[TO DO]
In the records below, find the line containing "Type out the text in this image." and repeat it and every line after it exactly, without pictures.

(Stored entries)

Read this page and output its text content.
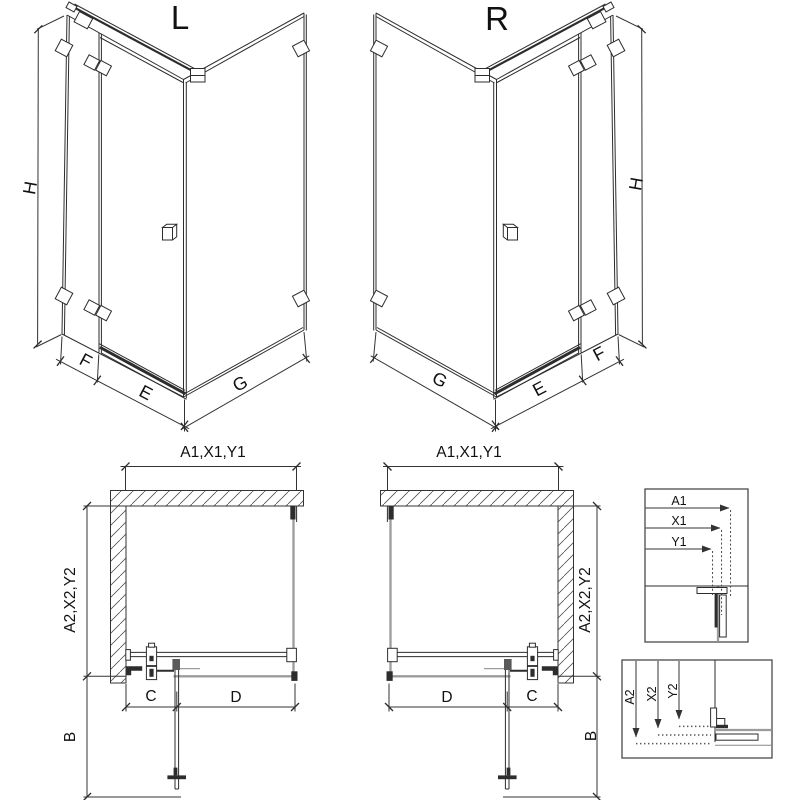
L
H
F
E	G
R
H
F
E
G
A1,X1,Y1
A2,X2,Y2
C	D
B
A1,X1,Y1
A2,X2,Y2
D	C
B
A1
X1
Y1
A2 X2 Y2
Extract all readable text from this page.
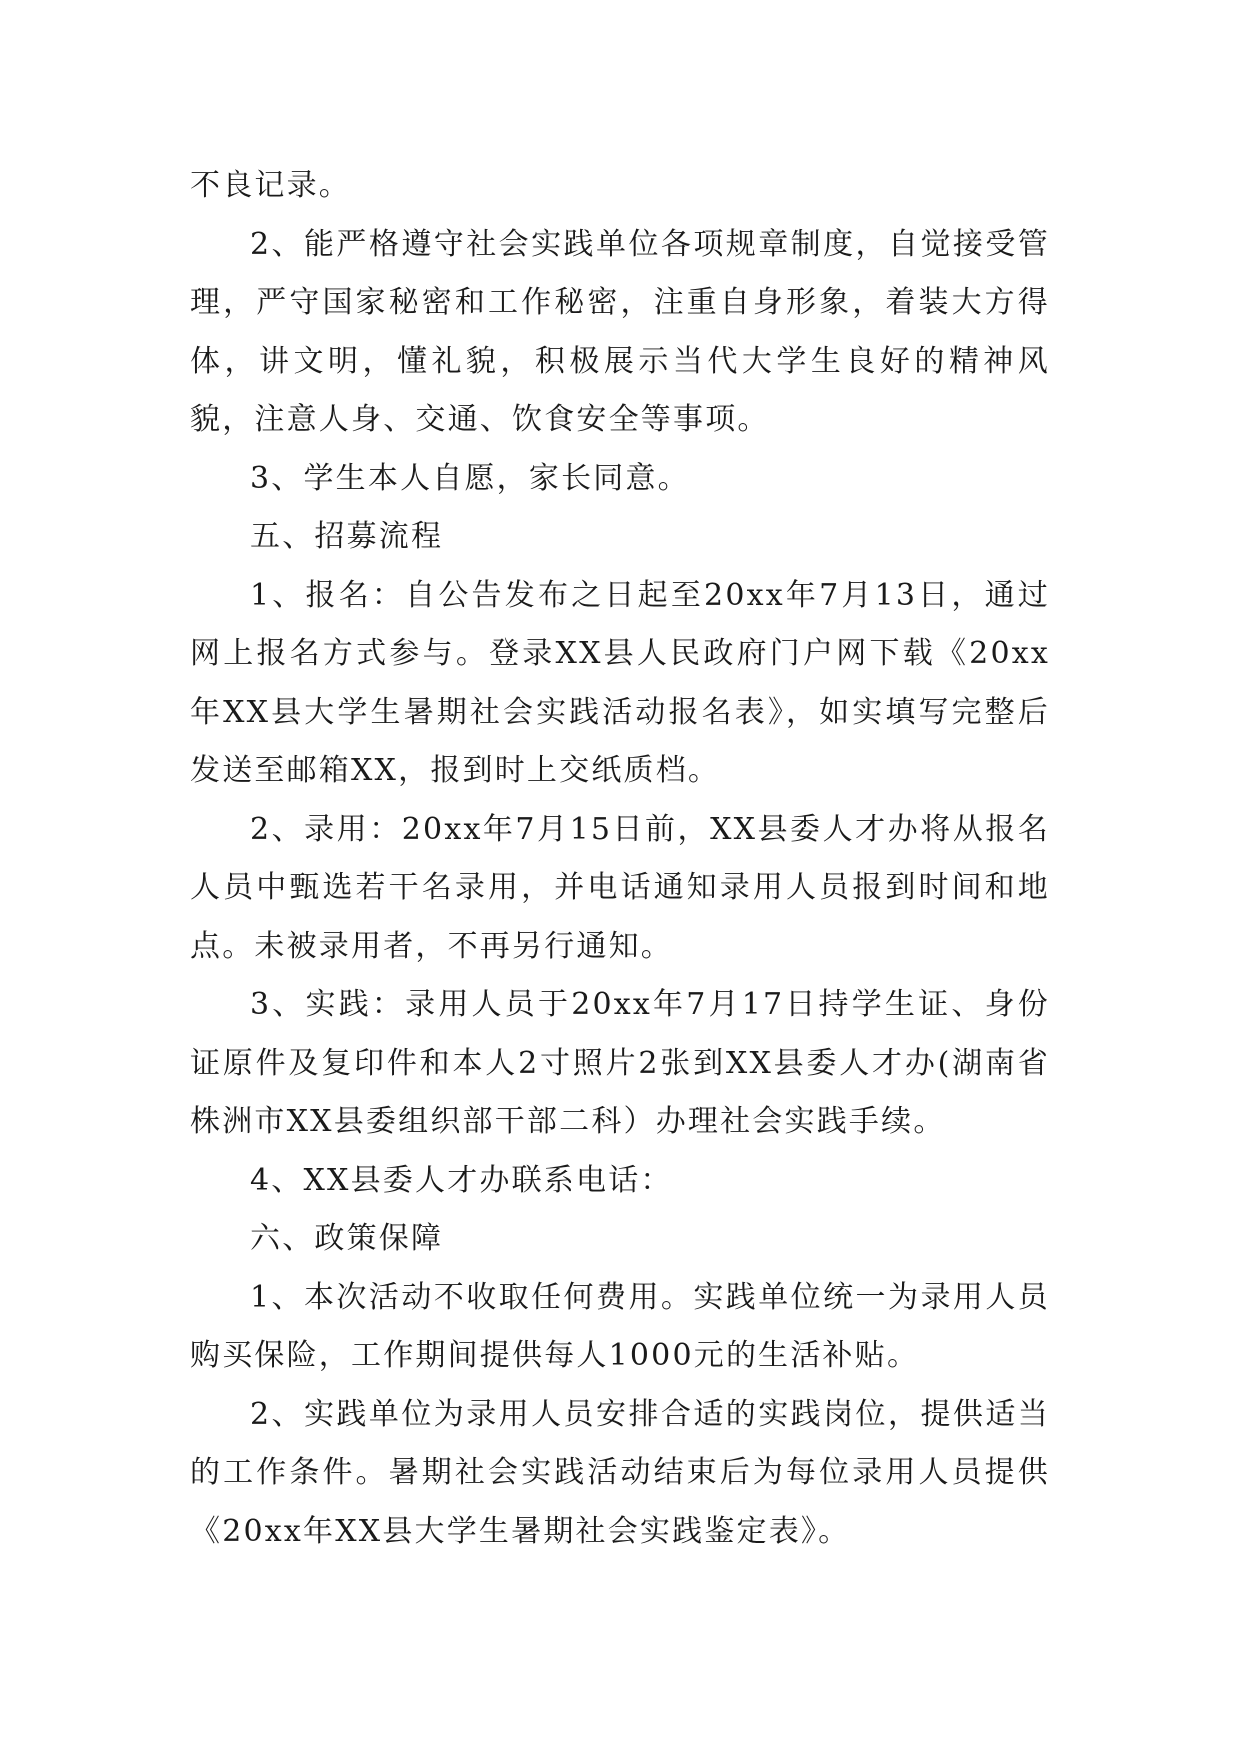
不良记录。

2、能严格遵守社会实践单位各项规章制度，自觉接受管理，严守国家秘密和工作秘密，注重自身形象，着装大方得体，讲文明，懂礼貌，积极展示当代大学生良好的精神风貌，注意人身、交通、饮食安全等事项。

3、学生本人自愿，家长同意。

五、招募流程

1、报名：自公告发布之日起至20xx年7月13日，通过网上报名方式参与。登录XX县人民政府门户网下载《20xx年XX县大学生暑期社会实践活动报名表》，如实填写完整后发送至邮箱XX，报到时上交纸质档。

2、录用：20xx年7月15日前，XX县委人才办将从报名人员中甄选若干名录用，并电话通知录用人员报到时间和地点。未被录用者，不再另行通知。

3、实践：录用人员于20xx年7月17日持学生证、身份证原件及复印件和本人2寸照片2张到XX县委人才办(湖南省株洲市XX县委组织部干部二科）办理社会实践手续。

4、XX县委人才办联系电话：

六、政策保障

1、本次活动不收取任何费用。实践单位统一为录用人员购买保险，工作期间提供每人1000元的生活补贴。

2、实践单位为录用人员安排合适的实践岗位，提供适当的工作条件。暑期社会实践活动结束后为每位录用人员提供《20xx年XX县大学生暑期社会实践鉴定表》。
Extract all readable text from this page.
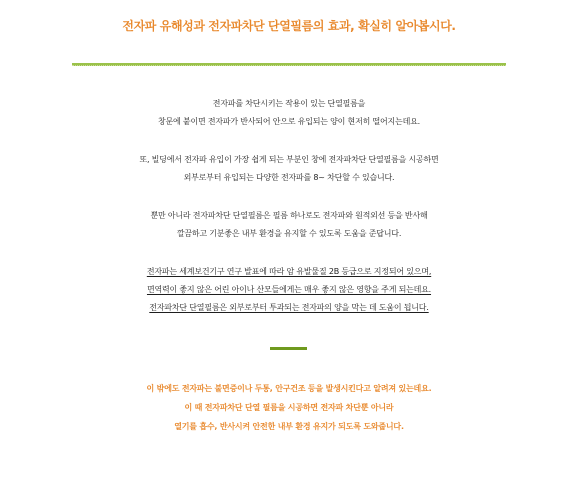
전자파 유해성과 전자파차단 단열필름의 효과, 확실히 알아봅시다.
전자파를 차단시키는 작용이 있는 단열필름을
창문에 붙이면 전자파가 반사되어 안으로 유입되는 양이 현저히 떨어지는데요.
또, 빌딩에서 전자파 유입이 가장 쉽게 되는 부분인 창에 전자파차단 단열필름을 시공하면
외부로부터 유입되는 다양한 전자파를 8~ 차단할 수 있습니다.
뿐만 아니라 전자파차단 단열필름은 필름 하나로도 전자파와 원적외선 등을 반사해
깔끔하고 기분좋은 내부 환경을 유지할 수 있도록 도움을 준답니다.
전자파는 세계보건기구 연구 발표에 따라 암 유발물질 2B 등급으로 지정되어 있으며,
면역력이 좋지 않은 어린 아이나 산모들에게는 매우 좋지 않은 영향을 주게 되는데요.
전자파차단 단열필름은 외부로부터 투과되는 전자파의 양을 막는 데 도움이 됩니다.
이 밖에도 전자파는 불면증이나 두통, 안구건조 등을 발생시킨다고 알려져 있는데요.
이 때 전자파차단 단열 필름을 시공하면 전자파 차단뿐 아니라
열기를 흡수, 반사시켜 안전한 내부 환경 유지가 되도록 도와줍니다.
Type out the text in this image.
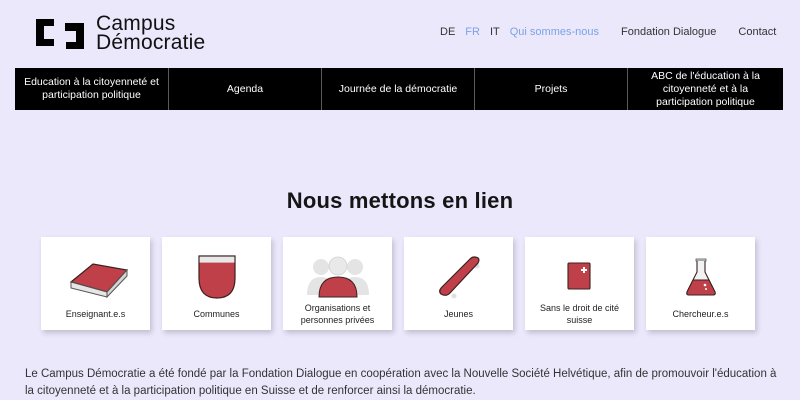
Campus
Démocratie	DE FR IT Qui sommes-nous Fondation Dialogue Contact
Education à la citoyenneté et participation politique
Agenda	Journée de la démocratie	Projets
ABC de l'éducation à la citoyenneté et à la participation politique
Nous mettons en lien
Enseignant.e.s	Communes
Organisations et personnes privées
Jeunes
Sans le droit de cité suisse
Chercheur.e.s

Le Campus Démocratie a été fondé par la Fondation Dialogue en coopération avec la Nouvelle Société Helvétique, afin de promouvoir l'éducation à la citoyenneté et à la participation politique en Suisse et de renforcer ainsi la démocratie.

[ANSWER TO THIS EXERCISE]
Type out the text in this image.
Campus
Démocratie	DE FR IT Qui sommes-nous Fondation Dialogue Contact
Education à la citoyenneté et participation politique
Agenda	Journée de la démocratie	Projets
ABC de l'éducation à la citoyenneté et à la participation politique
Nous mettons en lien
Enseignant.e.s	Communes
Organisations et personnes privées
Jeunes
Sans le droit de cité suisse
Chercheur.e.s

Le Campus Démocratie a été fondé par la Fondation Dialogue en coopération avec la Nouvelle Société Helvétique, afin de promouvoir l'éducation à la citoyenneté et à la participation politique en Suisse et de renforcer ainsi la démocratie.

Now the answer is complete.